Records from a collection of figures:

►

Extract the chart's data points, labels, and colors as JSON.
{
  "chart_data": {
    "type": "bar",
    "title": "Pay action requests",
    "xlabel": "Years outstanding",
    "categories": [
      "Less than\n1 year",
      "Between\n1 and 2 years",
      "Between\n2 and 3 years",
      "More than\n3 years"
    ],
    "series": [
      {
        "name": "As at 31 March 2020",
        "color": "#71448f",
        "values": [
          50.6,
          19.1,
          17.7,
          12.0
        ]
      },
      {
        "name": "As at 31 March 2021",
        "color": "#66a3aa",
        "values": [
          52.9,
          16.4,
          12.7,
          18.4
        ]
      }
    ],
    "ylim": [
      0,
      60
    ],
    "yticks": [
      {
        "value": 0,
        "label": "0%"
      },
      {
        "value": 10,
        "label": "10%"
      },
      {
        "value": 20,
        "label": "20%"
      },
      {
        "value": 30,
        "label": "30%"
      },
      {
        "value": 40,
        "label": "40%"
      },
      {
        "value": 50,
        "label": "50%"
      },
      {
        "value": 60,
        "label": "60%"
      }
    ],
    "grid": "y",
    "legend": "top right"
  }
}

◄

Using the data above, reproduce every line exactly.

Extract the chart's data points, labels, and colors as JSON.
{
  "chart_data": {
    "type": "bar",
    "title": "Pay action requests",
    "xlabel": "Years outstanding",
    "categories": [
      "Less than\n1 year",
      "Between\n1 and 2 years",
      "Between\n2 and 3 years",
      "More than\n3 years"
    ],
    "series": [
      {
        "name": "As at 31 March 2020",
        "color": "#71448f",
        "values": [
          50.6,
          19.1,
          17.7,
          12.0
        ]
      },
      {
        "name": "As at 31 March 2021",
        "color": "#66a3aa",
        "values": [
          52.9,
          16.4,
          12.7,
          18.4
        ]
      }
    ],
    "ylim": [
      0,
      60
    ],
    "yticks": [
      {
        "value": 0,
        "label": "0%"
      },
      {
        "value": 10,
        "label": "10%"
      },
      {
        "value": 20,
        "label": "20%"
      },
      {
        "value": 30,
        "label": "30%"
      },
      {
        "value": 40,
        "label": "40%"
      },
      {
        "value": 50,
        "label": "50%"
      },
      {
        "value": 60,
        "label": "60%"
      }
    ],
    "grid": "y",
    "legend": "top right"
  }
}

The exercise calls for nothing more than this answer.